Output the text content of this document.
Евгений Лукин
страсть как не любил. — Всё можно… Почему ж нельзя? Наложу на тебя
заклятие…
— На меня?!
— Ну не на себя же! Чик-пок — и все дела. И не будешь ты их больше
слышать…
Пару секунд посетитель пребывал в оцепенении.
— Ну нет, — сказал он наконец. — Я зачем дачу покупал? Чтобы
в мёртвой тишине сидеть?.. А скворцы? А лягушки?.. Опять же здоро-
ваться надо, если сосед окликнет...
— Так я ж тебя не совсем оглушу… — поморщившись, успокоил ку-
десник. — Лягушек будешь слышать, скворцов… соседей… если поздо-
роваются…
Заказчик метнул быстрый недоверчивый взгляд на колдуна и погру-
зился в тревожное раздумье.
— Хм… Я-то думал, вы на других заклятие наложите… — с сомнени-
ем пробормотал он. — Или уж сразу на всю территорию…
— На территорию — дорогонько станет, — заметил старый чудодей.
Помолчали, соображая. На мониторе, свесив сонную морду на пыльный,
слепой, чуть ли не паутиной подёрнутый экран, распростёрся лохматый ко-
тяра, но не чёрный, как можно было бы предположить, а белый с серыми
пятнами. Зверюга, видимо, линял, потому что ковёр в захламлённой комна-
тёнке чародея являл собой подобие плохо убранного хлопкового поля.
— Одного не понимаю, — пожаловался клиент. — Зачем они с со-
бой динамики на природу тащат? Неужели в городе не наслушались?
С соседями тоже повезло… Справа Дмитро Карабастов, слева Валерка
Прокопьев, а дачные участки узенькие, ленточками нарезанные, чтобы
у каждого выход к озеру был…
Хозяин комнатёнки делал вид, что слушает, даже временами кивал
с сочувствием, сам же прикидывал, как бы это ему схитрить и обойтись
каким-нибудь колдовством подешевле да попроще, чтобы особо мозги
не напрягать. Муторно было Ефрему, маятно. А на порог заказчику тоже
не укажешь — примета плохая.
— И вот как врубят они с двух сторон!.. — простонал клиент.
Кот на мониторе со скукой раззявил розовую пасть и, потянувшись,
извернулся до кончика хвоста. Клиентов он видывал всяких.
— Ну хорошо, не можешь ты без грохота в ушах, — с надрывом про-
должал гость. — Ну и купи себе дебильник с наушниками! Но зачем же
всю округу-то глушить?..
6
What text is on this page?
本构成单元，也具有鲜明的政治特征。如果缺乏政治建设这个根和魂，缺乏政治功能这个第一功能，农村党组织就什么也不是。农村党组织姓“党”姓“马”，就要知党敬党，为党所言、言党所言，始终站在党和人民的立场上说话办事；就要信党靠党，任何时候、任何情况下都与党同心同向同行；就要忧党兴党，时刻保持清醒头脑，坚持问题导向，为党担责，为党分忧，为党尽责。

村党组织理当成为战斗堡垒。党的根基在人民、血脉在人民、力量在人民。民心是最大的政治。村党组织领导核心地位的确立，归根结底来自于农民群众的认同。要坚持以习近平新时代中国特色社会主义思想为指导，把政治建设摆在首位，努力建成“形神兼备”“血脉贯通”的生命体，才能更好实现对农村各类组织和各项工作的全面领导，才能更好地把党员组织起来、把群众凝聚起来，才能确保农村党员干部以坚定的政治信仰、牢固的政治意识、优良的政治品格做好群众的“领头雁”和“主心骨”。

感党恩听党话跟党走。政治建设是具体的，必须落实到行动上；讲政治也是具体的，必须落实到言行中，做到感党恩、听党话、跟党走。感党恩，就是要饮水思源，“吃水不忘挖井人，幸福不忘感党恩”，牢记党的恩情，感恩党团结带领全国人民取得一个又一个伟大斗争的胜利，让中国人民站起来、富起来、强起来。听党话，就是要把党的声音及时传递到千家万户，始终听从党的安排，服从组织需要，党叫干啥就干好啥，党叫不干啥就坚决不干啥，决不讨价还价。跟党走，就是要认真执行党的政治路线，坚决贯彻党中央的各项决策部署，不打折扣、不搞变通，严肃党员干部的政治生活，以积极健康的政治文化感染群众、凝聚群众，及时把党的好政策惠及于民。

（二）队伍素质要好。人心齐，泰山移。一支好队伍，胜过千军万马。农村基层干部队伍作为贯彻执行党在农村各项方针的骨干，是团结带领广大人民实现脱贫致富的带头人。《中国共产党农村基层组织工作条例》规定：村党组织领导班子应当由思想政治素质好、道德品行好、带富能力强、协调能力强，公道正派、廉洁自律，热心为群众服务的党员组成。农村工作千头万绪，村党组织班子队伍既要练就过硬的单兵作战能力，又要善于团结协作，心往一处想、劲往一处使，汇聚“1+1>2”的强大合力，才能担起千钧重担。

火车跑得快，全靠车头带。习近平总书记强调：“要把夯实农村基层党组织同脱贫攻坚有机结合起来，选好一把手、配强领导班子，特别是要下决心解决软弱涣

# [Stated task]
Can you reproduce all the material exactly?

# [Answer for the task]
Output the text content of this document.
Евгений Лукин
страсть как не любил. — Всё можно… Почему ж нельзя? Наложу на тебя
заклятие…
— На меня?!
— Ну не на себя же! Чик-пок — и все дела. И не будешь ты их больше
слышать…
Пару секунд посетитель пребывал в оцепенении.
— Ну нет, — сказал он наконец. — Я зачем дачу покупал? Чтобы
в мёртвой тишине сидеть?.. А скворцы? А лягушки?.. Опять же здоро-
ваться надо, если сосед окликнет...
— Так я ж тебя не совсем оглушу… — поморщившись, успокоил ку-
десник. — Лягушек будешь слышать, скворцов… соседей… если поздо-
роваются…
Заказчик метнул быстрый недоверчивый взгляд на колдуна и погру-
зился в тревожное раздумье.
— Хм… Я-то думал, вы на других заклятие наложите… — с сомнени-
ем пробормотал он. — Или уж сразу на всю территорию…
— На территорию — дорогонько станет, — заметил старый чудодей.
Помолчали, соображая. На мониторе, свесив сонную морду на пыльный,
слепой, чуть ли не паутиной подёрнутый экран, распростёрся лохматый ко-
тяра, но не чёрный, как можно было бы предположить, а белый с серыми
пятнами. Зверюга, видимо, линял, потому что ковёр в захламлённой комна-
тёнке чародея являл собой подобие плохо убранного хлопкового поля.
— Одного не понимаю, — пожаловался клиент. — Зачем они с со-
бой динамики на природу тащат? Неужели в городе не наслушались?
С соседями тоже повезло… Справа Дмитро Карабастов, слева Валерка
Прокопьев, а дачные участки узенькие, ленточками нарезанные, чтобы
у каждого выход к озеру был…
Хозяин комнатёнки делал вид, что слушает, даже временами кивал
с сочувствием, сам же прикидывал, как бы это ему схитрить и обойтись
каким-нибудь колдовством подешевле да попроще, чтобы особо мозги
не напрягать. Муторно было Ефрему, маятно. А на порог заказчику тоже
не укажешь — примета плохая.
— И вот как врубят они с двух сторон!.. — простонал клиент.
Кот на мониторе со скукой раззявил розовую пасть и, потянувшись,
извернулся до кончика хвоста. Клиентов он видывал всяких.
— Ну хорошо, не можешь ты без грохота в ушах, — с надрывом про-
должал гость. — Ну и купи себе дебильник с наушниками! Но зачем же
всю округу-то глушить?..
6
What text is on this page?
本构成单元，也具有鲜明的政治特征。如果缺乏政治建设这个根和魂，缺乏政治功能这个第一功能，农村党组织就什么也不是。农村党组织姓“党”姓“马”，就要知党敬党，为党所言、言党所言，始终站在党和人民的立场上说话办事；就要信党靠党，任何时候、任何情况下都与党同心同向同行；就要忧党兴党，时刻保持清醒头脑，坚持问题导向，为党担责，为党分忧，为党尽责。

村党组织理当成为战斗堡垒。党的根基在人民、血脉在人民、力量在人民。民心是最大的政治。村党组织领导核心地位的确立，归根结底来自于农民群众的认同。要坚持以习近平新时代中国特色社会主义思想为指导，把政治建设摆在首位，努力建成“形神兼备”“血脉贯通”的生命体，才能更好实现对农村各类组织和各项工作的全面领导，才能更好地把党员组织起来、把群众凝聚起来，才能确保农村党员干部以坚定的政治信仰、牢固的政治意识、优良的政治品格做好群众的“领头雁”和“主心骨”。

感党恩听党话跟党走。政治建设是具体的，必须落实到行动上；讲政治也是具体的，必须落实到言行中，做到感党恩、听党话、跟党走。感党恩，就是要饮水思源，“吃水不忘挖井人，幸福不忘感党恩”，牢记党的恩情，感恩党团结带领全国人民取得一个又一个伟大斗争的胜利，让中国人民站起来、富起来、强起来。听党话，就是要把党的声音及时传递到千家万户，始终听从党的安排，服从组织需要，党叫干啥就干好啥，党叫不干啥就坚决不干啥，决不讨价还价。跟党走，就是要认真执行党的政治路线，坚决贯彻党中央的各项决策部署，不打折扣、不搞变通，严肃党员干部的政治生活，以积极健康的政治文化感染群众、凝聚群众，及时把党的好政策惠及于民。

（二）队伍素质要好。人心齐，泰山移。一支好队伍，胜过千军万马。农村基层干部队伍作为贯彻执行党在农村各项方针的骨干，是团结带领广大人民实现脱贫致富的带头人。《中国共产党农村基层组织工作条例》规定：村党组织领导班子应当由思想政治素质好、道德品行好、带富能力强、协调能力强，公道正派、廉洁自律，热心为群众服务的党员组成。农村工作千头万绪，村党组织班子队伍既要练就过硬的单兵作战能力，又要善于团结协作，心往一处想、劲往一处使，汇聚“1+1>2”的强大合力，才能担起千钧重担。

火车跑得快，全靠车头带。习近平总书记强调：“要把夯实农村基层党组织同脱贫攻坚有机结合起来，选好一把手、配强领导班子，特别是要下决心解决软弱涣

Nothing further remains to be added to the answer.